>> start EXERCISE INPUT

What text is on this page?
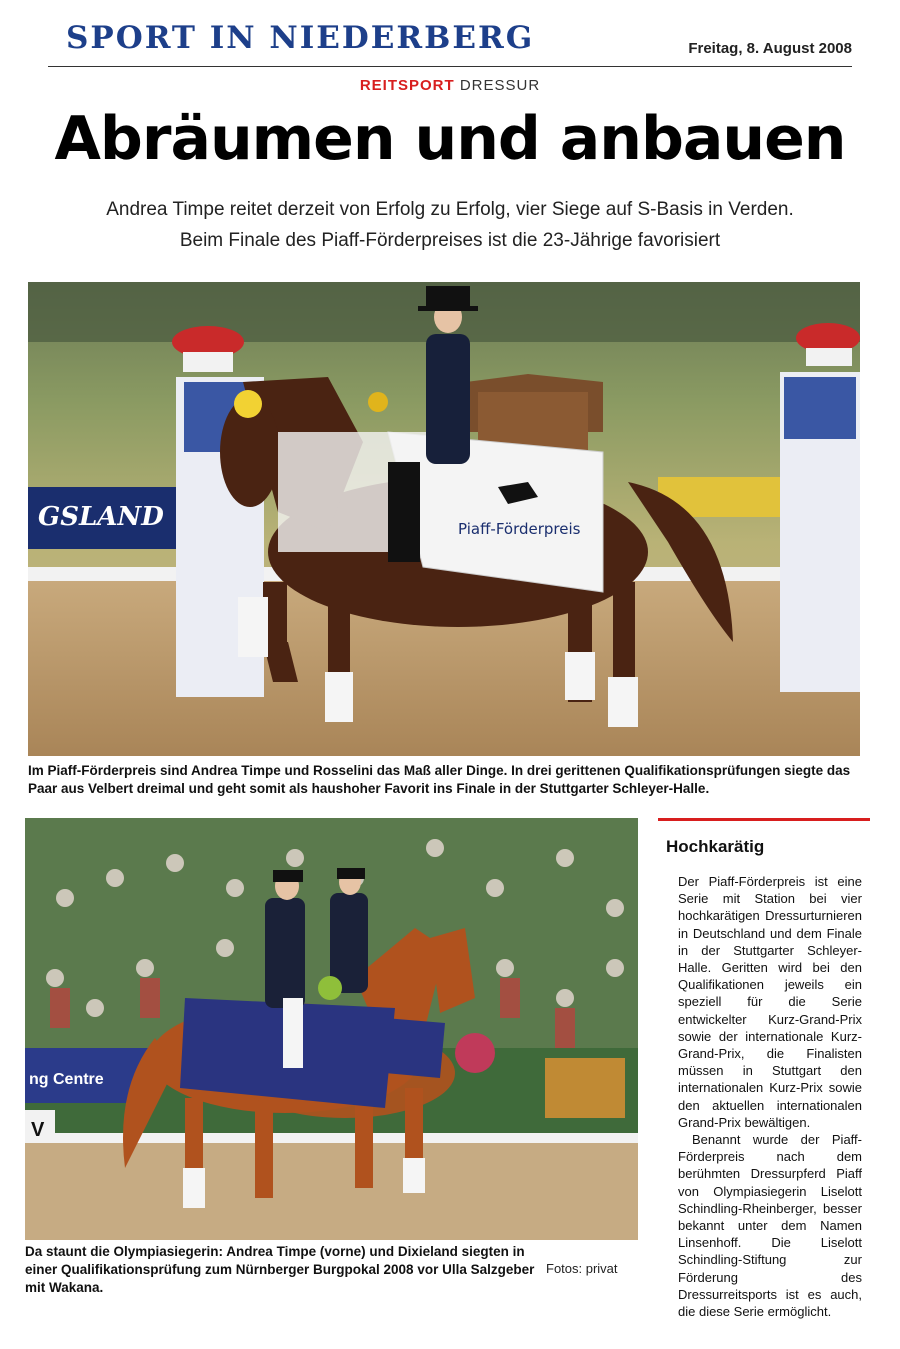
SPORT IN NIEDERBERG	Freitag, 8. August 2008
REITSPORT DRESSUR
Abräumen und anbauen
Andrea Timpe reitet derzeit von Erfolg zu Erfolg, vier Siege auf S-Basis in Verden.
Beim Finale des Piaff-Förderpreises ist die 23-Jährige favorisiert
GSLAND	Piaff-Förderpreis
Im Piaff-Förderpreis sind Andrea Timpe und Rosselini das Maß aller Dinge. In drei gerittenen Qualifikationsprüfungen siegte das Paar aus Velbert dreimal und geht somit als haushoher Favorit ins Finale in der Stuttgarter Schleyer-Halle.
ng Centre
V
Da staunt die Olympiasiegerin: Andrea Timpe (vorne) und Dixieland siegten in einer Qualifikationsprüfung zum Nürnberger Burgpokal 2008 vor Ulla Salzgeber mit Wakana.
Fotos: privat
Hochkarätig

Der Piaff-Förderpreis ist eine Serie mit Station bei vier hochkarätigen Dressurturnieren in Deutschland und dem Finale in der Stuttgarter Schleyer-Halle. Geritten wird bei den Qualifikationen jeweils ein speziell für die Serie entwickelter Kurz-Grand-Prix sowie der internationale Kurz-Grand-Prix, die Finalisten müssen in Stuttgart den internationalen Kurz-Prix sowie den aktuellen internationalen Grand-Prix bewältigen.

Benannt wurde der Piaff-Förderpreis nach dem berühmten Dressurpferd Piaff von Olympiasiegerin Liselott Schindling-Rheinberger, besser bekannt unter dem Namen Linsenhoff. Die Liselott Schindling-Stiftung zur Förderung des Dressurreitsports ist es auch, die diese Serie ermöglicht.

>> end EXERCISE INPUT

**PROBLEM**
Leave out the pictures and retype every line above exactly.

**ANSWER BELOW**
What text is on this page?
SPORT IN NIEDERBERG	Freitag, 8. August 2008
REITSPORT DRESSUR
Abräumen und anbauen
Andrea Timpe reitet derzeit von Erfolg zu Erfolg, vier Siege auf S-Basis in Verden.
Beim Finale des Piaff-Förderpreises ist die 23-Jährige favorisiert
GSLAND	Piaff-Förderpreis
Im Piaff-Förderpreis sind Andrea Timpe und Rosselini das Maß aller Dinge. In drei gerittenen Qualifikationsprüfungen siegte das Paar aus Velbert dreimal und geht somit als haushoher Favorit ins Finale in der Stuttgarter Schleyer-Halle.
ng Centre
V
Da staunt die Olympiasiegerin: Andrea Timpe (vorne) und Dixieland siegten in einer Qualifikationsprüfung zum Nürnberger Burgpokal 2008 vor Ulla Salzgeber mit Wakana.
Fotos: privat
Hochkarätig

Der Piaff-Förderpreis ist eine Serie mit Station bei vier hochkarätigen Dressurturnieren in Deutschland und dem Finale in der Stuttgarter Schleyer-Halle. Geritten wird bei den Qualifikationen jeweils ein speziell für die Serie entwickelter Kurz-Grand-Prix sowie der internationale Kurz-Grand-Prix, die Finalisten müssen in Stuttgart den internationalen Kurz-Prix sowie den aktuellen internationalen Grand-Prix bewältigen.

Benannt wurde der Piaff-Förderpreis nach dem berühmten Dressurpferd Piaff von Olympiasiegerin Liselott Schindling-Rheinberger, besser bekannt unter dem Namen Linsenhoff. Die Liselott Schindling-Stiftung zur Förderung des Dressurreitsports ist es auch, die diese Serie ermöglicht.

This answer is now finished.